**WHAT IS BEING ASKED**
Select every line below containing the word "JSON".

##### SUPPLIED ENTRIES

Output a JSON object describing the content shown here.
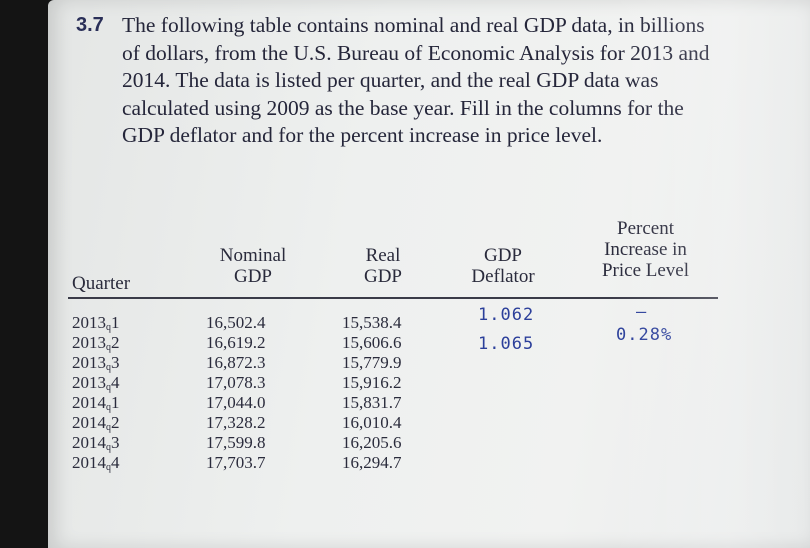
{
  "problem": {
    "number": "3.7",
    "text": "The following table contains nominal and real GDP data, in billions of dollars, from the U.S. Bureau of Economic Analysis for 2013 and 2014. The data is listed per quarter, and the real GDP data was calculated using 2009 as the base year. Fill in the columns for the GDP deflator and for the percent increase in price level."
  },
  "table": {
    "headers": {
      "quarter": "Quarter",
      "nominal_line1": "Nominal",
      "nominal_line2": "GDP",
      "real_line1": "Real",
      "real_line2": "GDP",
      "deflator_line1": "GDP",
      "deflator_line2": "Deflator",
      "percent_line1": "Percent",
      "percent_line2": "Increase in",
      "percent_line3": "Price Level"
    },
    "rows": [
      {
        "year": "2013",
        "q": "q",
        "n": "1",
        "nominal": "16,502.4",
        "real": "15,538.4"
      },
      {
        "year": "2013",
        "q": "q",
        "n": "2",
        "nominal": "16,619.2",
        "real": "15,606.6"
      },
      {
        "year": "2013",
        "q": "q",
        "n": "3",
        "nominal": "16,872.3",
        "real": "15,779.9"
      },
      {
        "year": "2013",
        "q": "q",
        "n": "4",
        "nominal": "17,078.3",
        "real": "15,916.2"
      },
      {
        "year": "2014",
        "q": "q",
        "n": "1",
        "nominal": "17,044.0",
        "real": "15,831.7"
      },
      {
        "year": "2014",
        "q": "q",
        "n": "2",
        "nominal": "17,328.2",
        "real": "16,010.4"
      },
      {
        "year": "2014",
        "q": "q",
        "n": "3",
        "nominal": "17,599.8",
        "real": "16,205.6"
      },
      {
        "year": "2014",
        "q": "q",
        "n": "4",
        "nominal": "17,703.7",
        "real": "16,294.7"
      }
    ],
    "handwritten": {
      "deflator": [
        "1.062",
        "1.065"
      ],
      "percent": [
        "—",
        "0.28%"
      ]
    }
  }
}
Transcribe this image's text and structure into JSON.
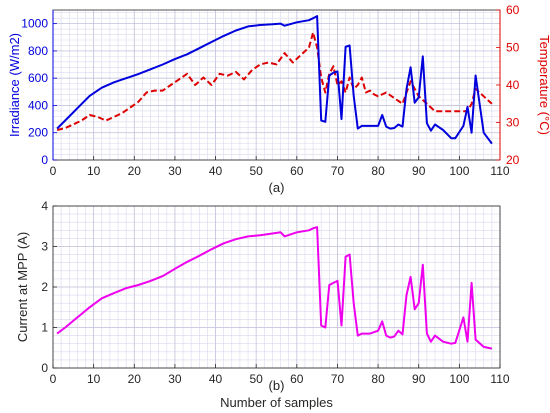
{
  "colors": {
    "irradiance": "#0000dd",
    "temperature": "#dd0000",
    "current": "#ee00ee",
    "axis": "#262626",
    "grid": "#d9d9ee"
  },
  "chart_data": [
    {
      "type": "line",
      "title": "",
      "caption": "(a)",
      "xlabel": "",
      "xlim": [
        0,
        110
      ],
      "xticks": [
        0,
        10,
        20,
        30,
        40,
        50,
        60,
        70,
        80,
        90,
        100,
        110
      ],
      "xtick_labels": [
        "0",
        "10",
        "20",
        "30",
        "40",
        "50",
        "60",
        "70",
        "80",
        "90",
        "100",
        "110"
      ],
      "grid": true,
      "series": [
        {
          "name": "Irradiance",
          "axis": "left",
          "style": "solid",
          "ylabel": "Irradiance (W/m2)",
          "ylim": [
            0,
            1100
          ],
          "yticks": [
            0,
            200,
            400,
            600,
            800,
            1000
          ],
          "ytick_labels": [
            "0",
            "200",
            "400",
            "600",
            "800",
            "1000"
          ],
          "x": [
            1,
            3,
            6,
            9,
            12,
            15,
            18,
            21,
            24,
            27,
            30,
            33,
            36,
            39,
            42,
            45,
            48,
            51,
            54,
            56,
            57,
            60,
            63,
            64,
            65,
            66,
            67,
            68,
            69,
            70,
            71,
            72,
            73,
            74,
            75,
            76,
            78,
            80,
            81,
            82,
            83,
            84,
            85,
            86,
            87,
            88,
            89,
            90,
            91,
            92,
            93,
            94,
            96,
            98,
            99,
            101,
            102,
            103,
            104,
            106,
            108
          ],
          "y": [
            230,
            290,
            380,
            470,
            530,
            570,
            600,
            630,
            665,
            700,
            740,
            775,
            820,
            865,
            910,
            950,
            980,
            990,
            995,
            1000,
            985,
            1010,
            1025,
            1040,
            1055,
            290,
            280,
            620,
            640,
            650,
            300,
            830,
            840,
            470,
            230,
            250,
            250,
            250,
            330,
            245,
            230,
            235,
            260,
            245,
            520,
            680,
            420,
            460,
            760,
            270,
            215,
            260,
            220,
            160,
            160,
            250,
            390,
            200,
            620,
            200,
            120
          ]
        },
        {
          "name": "Temperature",
          "axis": "right",
          "style": "dashed",
          "ylabel": "Temperature (°C)",
          "ylim": [
            20,
            60
          ],
          "yticks": [
            20,
            30,
            40,
            50,
            60
          ],
          "ytick_labels": [
            "20",
            "30",
            "40",
            "50",
            "60"
          ],
          "x": [
            1,
            3,
            5,
            7,
            9,
            11,
            13,
            15,
            17,
            19,
            21,
            23,
            25,
            27,
            29,
            31,
            33,
            35,
            37,
            39,
            41,
            43,
            45,
            47,
            49,
            51,
            53,
            55,
            57,
            59,
            61,
            63,
            64,
            65,
            66,
            67,
            68,
            69,
            70,
            71,
            72,
            73,
            74,
            75,
            76,
            77,
            78,
            79,
            80,
            82,
            84,
            86,
            88,
            90,
            92,
            94,
            96,
            98,
            100,
            102,
            103,
            104,
            106,
            108
          ],
          "y": [
            28,
            28.5,
            29.5,
            30.5,
            32,
            31.5,
            30.5,
            31.5,
            32.5,
            34,
            35.5,
            38,
            38.5,
            38.5,
            40,
            41.5,
            43,
            40,
            42,
            40,
            43,
            42.5,
            43.5,
            41.5,
            44,
            45.5,
            46,
            45.5,
            48.5,
            46,
            48,
            50,
            54,
            50,
            42,
            38,
            43,
            45,
            40,
            41,
            38,
            42,
            39,
            40,
            42,
            38,
            38.5,
            37.5,
            37,
            38,
            36.5,
            35,
            41,
            37,
            35,
            33,
            33,
            33,
            33,
            33,
            35,
            39,
            37,
            35
          ]
        }
      ]
    },
    {
      "type": "line",
      "title": "",
      "caption": "(b)",
      "xlabel": "Number of samples",
      "ylabel": "Current at MPP (A)",
      "xlim": [
        0,
        110
      ],
      "ylim": [
        0,
        4
      ],
      "xticks": [
        0,
        10,
        20,
        30,
        40,
        50,
        60,
        70,
        80,
        90,
        100,
        110
      ],
      "xtick_labels": [
        "0",
        "10",
        "20",
        "30",
        "40",
        "50",
        "60",
        "70",
        "80",
        "90",
        "100",
        "110"
      ],
      "yticks": [
        0,
        1,
        2,
        3,
        4
      ],
      "ytick_labels": [
        "0",
        "1",
        "2",
        "3",
        "4"
      ],
      "grid": true,
      "series": [
        {
          "x": [
            1,
            3,
            6,
            9,
            12,
            15,
            18,
            21,
            24,
            27,
            30,
            33,
            36,
            39,
            42,
            45,
            48,
            51,
            54,
            56,
            57,
            60,
            63,
            64,
            65,
            66,
            67,
            68,
            69,
            70,
            71,
            72,
            73,
            74,
            75,
            76,
            78,
            80,
            81,
            82,
            83,
            84,
            85,
            86,
            87,
            88,
            89,
            90,
            91,
            92,
            93,
            94,
            96,
            98,
            99,
            101,
            102,
            103,
            104,
            106,
            108
          ],
          "y": [
            0.85,
            1.0,
            1.25,
            1.5,
            1.72,
            1.85,
            1.97,
            2.05,
            2.15,
            2.27,
            2.45,
            2.62,
            2.77,
            2.93,
            3.08,
            3.18,
            3.25,
            3.28,
            3.32,
            3.35,
            3.25,
            3.35,
            3.4,
            3.45,
            3.48,
            1.05,
            1.0,
            2.05,
            2.1,
            2.15,
            1.05,
            2.75,
            2.8,
            1.6,
            0.8,
            0.85,
            0.85,
            0.92,
            1.15,
            0.8,
            0.75,
            0.78,
            0.92,
            0.83,
            1.8,
            2.25,
            1.45,
            1.6,
            2.55,
            0.85,
            0.65,
            0.8,
            0.65,
            0.6,
            0.62,
            1.25,
            0.65,
            2.1,
            0.7,
            0.52,
            0.48
          ]
        }
      ]
    }
  ]
}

##########

**FULL RESPONSE**
Output a JSON object describing the content shown here.
Transcribe this image's text and structure into JSON.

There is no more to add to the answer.